### To do
Repeat each entry word for word. Leave any images out of the copy.

==== Material shown ====

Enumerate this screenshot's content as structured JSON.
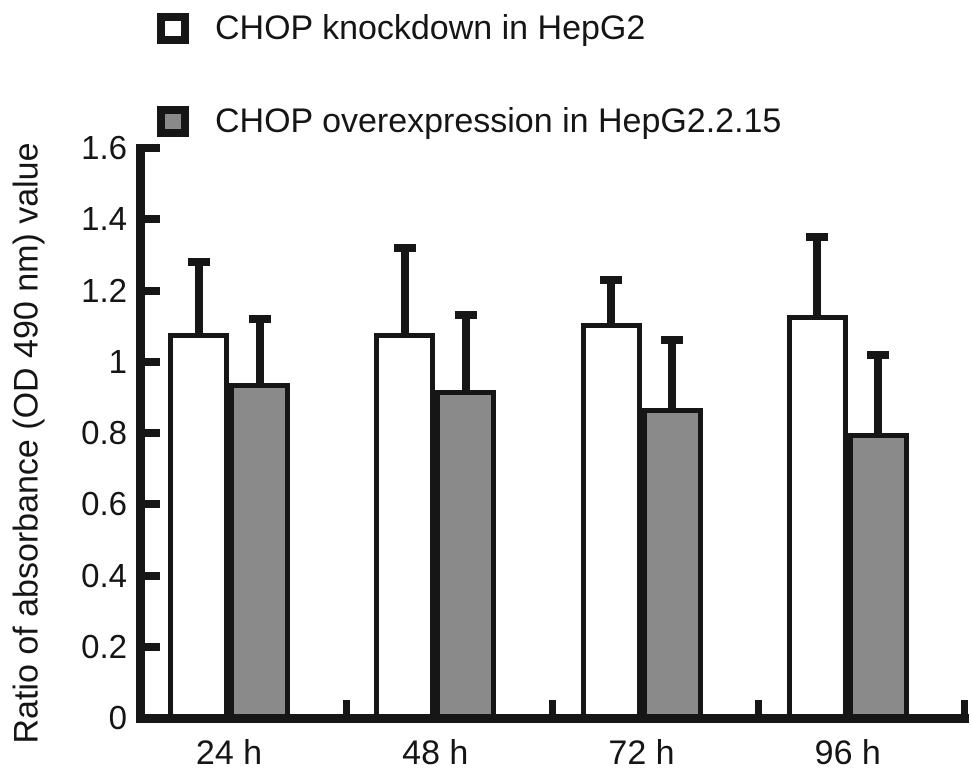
{
  "chart_data": {
    "type": "bar",
    "title": "",
    "ylabel": "Ratio of absorbance (OD 490 nm) value",
    "xlabel": "",
    "categories": [
      "24 h",
      "48 h",
      "72 h",
      "96 h"
    ],
    "series": [
      {
        "key": "knockdown",
        "name": "CHOP knockdown in HepG2",
        "fill": "#ffffff",
        "values": [
          1.08,
          1.08,
          1.11,
          1.13
        ],
        "errors_up": [
          0.2,
          0.24,
          0.12,
          0.22
        ]
      },
      {
        "key": "overexpression",
        "name": "CHOP overexpression in HepG2.2.15",
        "fill": "#8a8a8a",
        "values": [
          0.94,
          0.92,
          0.87,
          0.8
        ],
        "errors_up": [
          0.18,
          0.21,
          0.19,
          0.22
        ]
      }
    ],
    "ylim": [
      0,
      1.6
    ],
    "ytick_labels": [
      "0",
      "0.2",
      "0.4",
      "0.6",
      "0.8",
      "1",
      "1.2",
      "1.4",
      "1.6"
    ],
    "grid": false,
    "legend_position": "top-left",
    "colors": {
      "ink": "#161616",
      "open_bar_fill": "#ffffff",
      "gray_bar_fill": "#8a8a8a"
    }
  }
}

====

### Worked answer
Enumerate this screenshot's content as structured JSON.
{
  "chart_data": {
    "type": "bar",
    "title": "",
    "ylabel": "Ratio of absorbance (OD 490 nm) value",
    "xlabel": "",
    "categories": [
      "24 h",
      "48 h",
      "72 h",
      "96 h"
    ],
    "series": [
      {
        "key": "knockdown",
        "name": "CHOP knockdown in HepG2",
        "fill": "#ffffff",
        "values": [
          1.08,
          1.08,
          1.11,
          1.13
        ],
        "errors_up": [
          0.2,
          0.24,
          0.12,
          0.22
        ]
      },
      {
        "key": "overexpression",
        "name": "CHOP overexpression in HepG2.2.15",
        "fill": "#8a8a8a",
        "values": [
          0.94,
          0.92,
          0.87,
          0.8
        ],
        "errors_up": [
          0.18,
          0.21,
          0.19,
          0.22
        ]
      }
    ],
    "ylim": [
      0,
      1.6
    ],
    "ytick_labels": [
      "0",
      "0.2",
      "0.4",
      "0.6",
      "0.8",
      "1",
      "1.2",
      "1.4",
      "1.6"
    ],
    "grid": false,
    "legend_position": "top-left",
    "colors": {
      "ink": "#161616",
      "open_bar_fill": "#ffffff",
      "gray_bar_fill": "#8a8a8a"
    }
  }
}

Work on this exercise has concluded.